== What is required ==
Each record must be copied in full and unchanged; any image it holds is excluded.

- - -

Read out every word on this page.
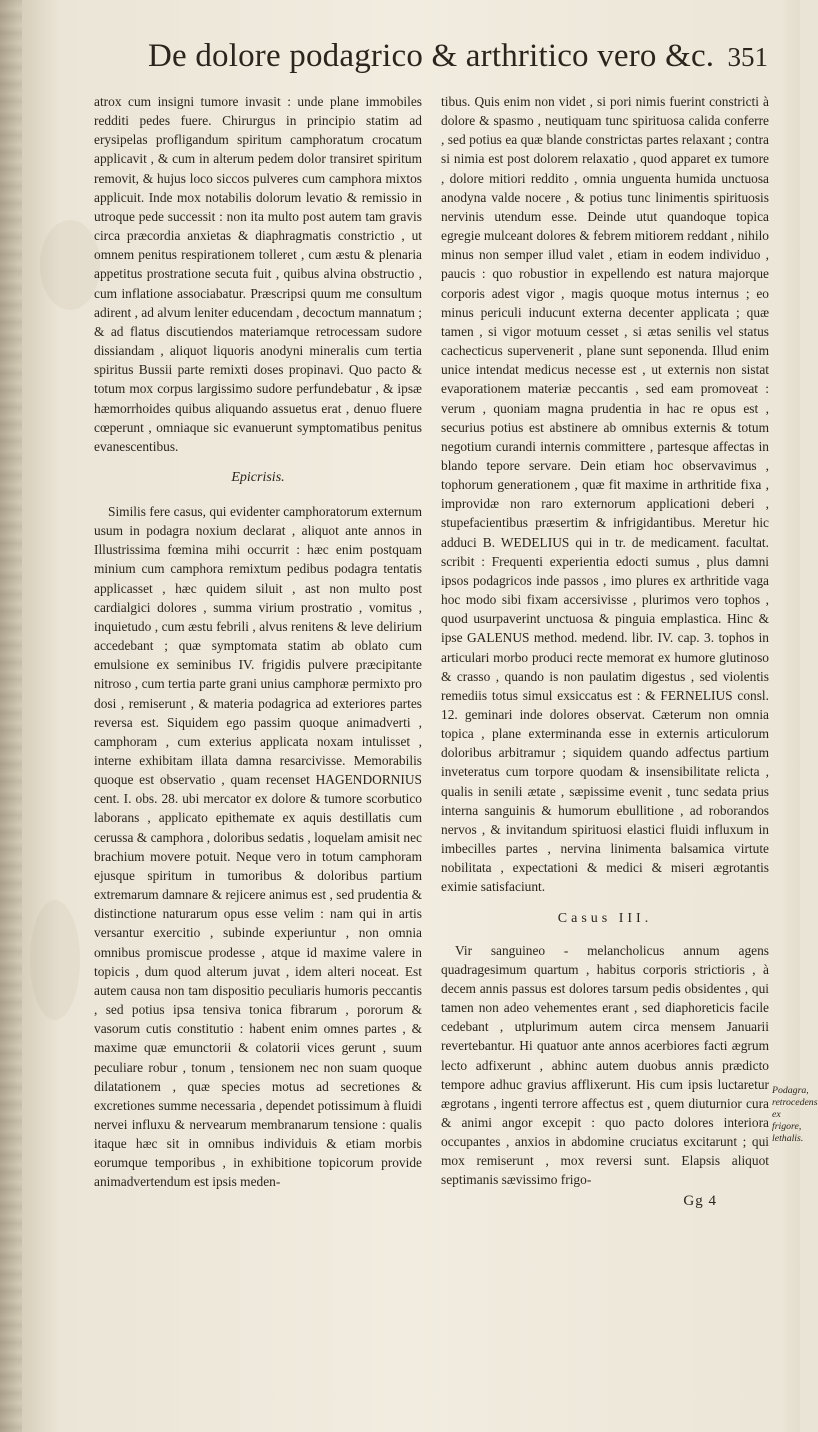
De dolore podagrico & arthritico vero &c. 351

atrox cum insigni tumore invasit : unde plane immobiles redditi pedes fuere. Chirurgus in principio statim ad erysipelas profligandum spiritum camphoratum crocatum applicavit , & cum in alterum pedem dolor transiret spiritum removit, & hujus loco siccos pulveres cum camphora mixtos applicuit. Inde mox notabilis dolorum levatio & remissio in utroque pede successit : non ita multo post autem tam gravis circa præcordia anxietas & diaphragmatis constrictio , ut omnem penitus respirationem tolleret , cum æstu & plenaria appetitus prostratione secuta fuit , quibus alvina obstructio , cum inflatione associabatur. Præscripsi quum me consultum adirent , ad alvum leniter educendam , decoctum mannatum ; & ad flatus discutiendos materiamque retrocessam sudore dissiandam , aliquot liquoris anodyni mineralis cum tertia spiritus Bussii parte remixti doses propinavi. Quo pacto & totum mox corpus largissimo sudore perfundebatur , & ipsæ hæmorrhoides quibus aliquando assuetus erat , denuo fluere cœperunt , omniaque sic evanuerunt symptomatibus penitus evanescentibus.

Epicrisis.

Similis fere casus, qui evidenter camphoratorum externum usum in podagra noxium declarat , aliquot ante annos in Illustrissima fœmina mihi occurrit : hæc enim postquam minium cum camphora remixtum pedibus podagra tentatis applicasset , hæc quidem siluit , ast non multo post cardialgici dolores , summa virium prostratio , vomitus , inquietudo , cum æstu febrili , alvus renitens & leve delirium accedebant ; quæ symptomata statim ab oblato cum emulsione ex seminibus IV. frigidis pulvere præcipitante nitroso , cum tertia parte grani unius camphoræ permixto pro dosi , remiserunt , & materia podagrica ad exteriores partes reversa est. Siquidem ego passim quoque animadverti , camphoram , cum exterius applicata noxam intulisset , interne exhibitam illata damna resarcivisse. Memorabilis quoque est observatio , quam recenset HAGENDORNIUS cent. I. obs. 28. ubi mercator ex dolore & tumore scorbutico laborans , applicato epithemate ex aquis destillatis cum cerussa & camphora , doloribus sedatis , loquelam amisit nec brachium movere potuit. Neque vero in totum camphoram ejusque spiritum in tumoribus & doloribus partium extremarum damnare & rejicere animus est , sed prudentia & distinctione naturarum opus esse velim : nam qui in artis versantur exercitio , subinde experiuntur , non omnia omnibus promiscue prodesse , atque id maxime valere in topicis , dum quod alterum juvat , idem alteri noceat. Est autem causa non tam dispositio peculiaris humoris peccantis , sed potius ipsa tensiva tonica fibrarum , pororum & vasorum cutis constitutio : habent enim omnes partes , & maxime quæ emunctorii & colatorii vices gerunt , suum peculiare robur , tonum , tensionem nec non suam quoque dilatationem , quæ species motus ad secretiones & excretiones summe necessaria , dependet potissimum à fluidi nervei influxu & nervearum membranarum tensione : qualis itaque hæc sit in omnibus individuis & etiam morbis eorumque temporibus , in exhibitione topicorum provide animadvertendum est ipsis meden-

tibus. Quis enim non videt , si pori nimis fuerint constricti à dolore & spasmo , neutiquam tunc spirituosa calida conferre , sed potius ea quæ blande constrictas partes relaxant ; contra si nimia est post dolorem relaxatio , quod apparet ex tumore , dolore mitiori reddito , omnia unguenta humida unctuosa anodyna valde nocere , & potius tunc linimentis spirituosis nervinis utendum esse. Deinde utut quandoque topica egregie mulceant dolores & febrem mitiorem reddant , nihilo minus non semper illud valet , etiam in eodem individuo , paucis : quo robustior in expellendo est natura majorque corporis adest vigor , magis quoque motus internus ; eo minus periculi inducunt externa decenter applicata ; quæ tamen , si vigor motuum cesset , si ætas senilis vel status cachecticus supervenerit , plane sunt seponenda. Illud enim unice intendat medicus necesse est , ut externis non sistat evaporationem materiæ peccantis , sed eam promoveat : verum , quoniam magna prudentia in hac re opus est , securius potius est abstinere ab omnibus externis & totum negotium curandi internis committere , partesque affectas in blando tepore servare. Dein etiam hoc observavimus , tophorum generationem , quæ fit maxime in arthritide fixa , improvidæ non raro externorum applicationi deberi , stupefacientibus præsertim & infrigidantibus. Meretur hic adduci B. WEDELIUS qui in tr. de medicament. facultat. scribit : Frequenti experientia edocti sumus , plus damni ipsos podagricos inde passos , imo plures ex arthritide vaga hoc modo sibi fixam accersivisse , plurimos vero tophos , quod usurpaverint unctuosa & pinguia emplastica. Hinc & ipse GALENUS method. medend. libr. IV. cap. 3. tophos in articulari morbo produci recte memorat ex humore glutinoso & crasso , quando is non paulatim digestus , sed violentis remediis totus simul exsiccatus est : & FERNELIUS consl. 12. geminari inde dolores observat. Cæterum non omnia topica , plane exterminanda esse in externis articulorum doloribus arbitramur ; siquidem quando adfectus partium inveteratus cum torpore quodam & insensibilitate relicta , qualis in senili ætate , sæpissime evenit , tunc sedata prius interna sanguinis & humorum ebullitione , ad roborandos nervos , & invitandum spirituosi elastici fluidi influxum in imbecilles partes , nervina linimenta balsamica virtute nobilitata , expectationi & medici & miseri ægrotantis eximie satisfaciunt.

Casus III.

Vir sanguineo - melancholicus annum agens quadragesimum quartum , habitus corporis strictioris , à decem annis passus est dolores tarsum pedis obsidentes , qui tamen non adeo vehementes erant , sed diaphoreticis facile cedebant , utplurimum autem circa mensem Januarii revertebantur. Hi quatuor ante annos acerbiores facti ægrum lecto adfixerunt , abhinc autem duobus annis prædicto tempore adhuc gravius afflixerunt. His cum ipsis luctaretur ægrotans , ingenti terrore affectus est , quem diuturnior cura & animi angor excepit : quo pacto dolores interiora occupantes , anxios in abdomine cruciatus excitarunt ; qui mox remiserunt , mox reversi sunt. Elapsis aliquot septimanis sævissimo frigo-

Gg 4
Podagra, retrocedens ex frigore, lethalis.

- - -

== Answer area ==
Read out every word on this page.
De dolore podagrico & arthritico vero &c. 351

atrox cum insigni tumore invasit : unde plane immobiles redditi pedes fuere. Chirurgus in principio statim ad erysipelas profligandum spiritum camphoratum crocatum applicavit , & cum in alterum pedem dolor transiret spiritum removit, & hujus loco siccos pulveres cum camphora mixtos applicuit. Inde mox notabilis dolorum levatio & remissio in utroque pede successit : non ita multo post autem tam gravis circa præcordia anxietas & diaphragmatis constrictio , ut omnem penitus respirationem tolleret , cum æstu & plenaria appetitus prostratione secuta fuit , quibus alvina obstructio , cum inflatione associabatur. Præscripsi quum me consultum adirent , ad alvum leniter educendam , decoctum mannatum ; & ad flatus discutiendos materiamque retrocessam sudore dissiandam , aliquot liquoris anodyni mineralis cum tertia spiritus Bussii parte remixti doses propinavi. Quo pacto & totum mox corpus largissimo sudore perfundebatur , & ipsæ hæmorrhoides quibus aliquando assuetus erat , denuo fluere cœperunt , omniaque sic evanuerunt symptomatibus penitus evanescentibus.

Epicrisis.

Similis fere casus, qui evidenter camphoratorum externum usum in podagra noxium declarat , aliquot ante annos in Illustrissima fœmina mihi occurrit : hæc enim postquam minium cum camphora remixtum pedibus podagra tentatis applicasset , hæc quidem siluit , ast non multo post cardialgici dolores , summa virium prostratio , vomitus , inquietudo , cum æstu febrili , alvus renitens & leve delirium accedebant ; quæ symptomata statim ab oblato cum emulsione ex seminibus IV. frigidis pulvere præcipitante nitroso , cum tertia parte grani unius camphoræ permixto pro dosi , remiserunt , & materia podagrica ad exteriores partes reversa est. Siquidem ego passim quoque animadverti , camphoram , cum exterius applicata noxam intulisset , interne exhibitam illata damna resarcivisse. Memorabilis quoque est observatio , quam recenset HAGENDORNIUS cent. I. obs. 28. ubi mercator ex dolore & tumore scorbutico laborans , applicato epithemate ex aquis destillatis cum cerussa & camphora , doloribus sedatis , loquelam amisit nec brachium movere potuit. Neque vero in totum camphoram ejusque spiritum in tumoribus & doloribus partium extremarum damnare & rejicere animus est , sed prudentia & distinctione naturarum opus esse velim : nam qui in artis versantur exercitio , subinde experiuntur , non omnia omnibus promiscue prodesse , atque id maxime valere in topicis , dum quod alterum juvat , idem alteri noceat. Est autem causa non tam dispositio peculiaris humoris peccantis , sed potius ipsa tensiva tonica fibrarum , pororum & vasorum cutis constitutio : habent enim omnes partes , & maxime quæ emunctorii & colatorii vices gerunt , suum peculiare robur , tonum , tensionem nec non suam quoque dilatationem , quæ species motus ad secretiones & excretiones summe necessaria , dependet potissimum à fluidi nervei influxu & nervearum membranarum tensione : qualis itaque hæc sit in omnibus individuis & etiam morbis eorumque temporibus , in exhibitione topicorum provide animadvertendum est ipsis meden-

tibus. Quis enim non videt , si pori nimis fuerint constricti à dolore & spasmo , neutiquam tunc spirituosa calida conferre , sed potius ea quæ blande constrictas partes relaxant ; contra si nimia est post dolorem relaxatio , quod apparet ex tumore , dolore mitiori reddito , omnia unguenta humida unctuosa anodyna valde nocere , & potius tunc linimentis spirituosis nervinis utendum esse. Deinde utut quandoque topica egregie mulceant dolores & febrem mitiorem reddant , nihilo minus non semper illud valet , etiam in eodem individuo , paucis : quo robustior in expellendo est natura majorque corporis adest vigor , magis quoque motus internus ; eo minus periculi inducunt externa decenter applicata ; quæ tamen , si vigor motuum cesset , si ætas senilis vel status cachecticus supervenerit , plane sunt seponenda. Illud enim unice intendat medicus necesse est , ut externis non sistat evaporationem materiæ peccantis , sed eam promoveat : verum , quoniam magna prudentia in hac re opus est , securius potius est abstinere ab omnibus externis & totum negotium curandi internis committere , partesque affectas in blando tepore servare. Dein etiam hoc observavimus , tophorum generationem , quæ fit maxime in arthritide fixa , improvidæ non raro externorum applicationi deberi , stupefacientibus præsertim & infrigidantibus. Meretur hic adduci B. WEDELIUS qui in tr. de medicament. facultat. scribit : Frequenti experientia edocti sumus , plus damni ipsos podagricos inde passos , imo plures ex arthritide vaga hoc modo sibi fixam accersivisse , plurimos vero tophos , quod usurpaverint unctuosa & pinguia emplastica. Hinc & ipse GALENUS method. medend. libr. IV. cap. 3. tophos in articulari morbo produci recte memorat ex humore glutinoso & crasso , quando is non paulatim digestus , sed violentis remediis totus simul exsiccatus est : & FERNELIUS consl. 12. geminari inde dolores observat. Cæterum non omnia topica , plane exterminanda esse in externis articulorum doloribus arbitramur ; siquidem quando adfectus partium inveteratus cum torpore quodam & insensibilitate relicta , qualis in senili ætate , sæpissime evenit , tunc sedata prius interna sanguinis & humorum ebullitione , ad roborandos nervos , & invitandum spirituosi elastici fluidi influxum in imbecilles partes , nervina linimenta balsamica virtute nobilitata , expectationi & medici & miseri ægrotantis eximie satisfaciunt.

Casus III.

Vir sanguineo - melancholicus annum agens quadragesimum quartum , habitus corporis strictioris , à decem annis passus est dolores tarsum pedis obsidentes , qui tamen non adeo vehementes erant , sed diaphoreticis facile cedebant , utplurimum autem circa mensem Januarii revertebantur. Hi quatuor ante annos acerbiores facti ægrum lecto adfixerunt , abhinc autem duobus annis prædicto tempore adhuc gravius afflixerunt. His cum ipsis luctaretur ægrotans , ingenti terrore affectus est , quem diuturnior cura & animi angor excepit : quo pacto dolores interiora occupantes , anxios in abdomine cruciatus excitarunt ; qui mox remiserunt , mox reversi sunt. Elapsis aliquot septimanis sævissimo frigo-

Gg 4
Podagra, retrocedens ex frigore, lethalis.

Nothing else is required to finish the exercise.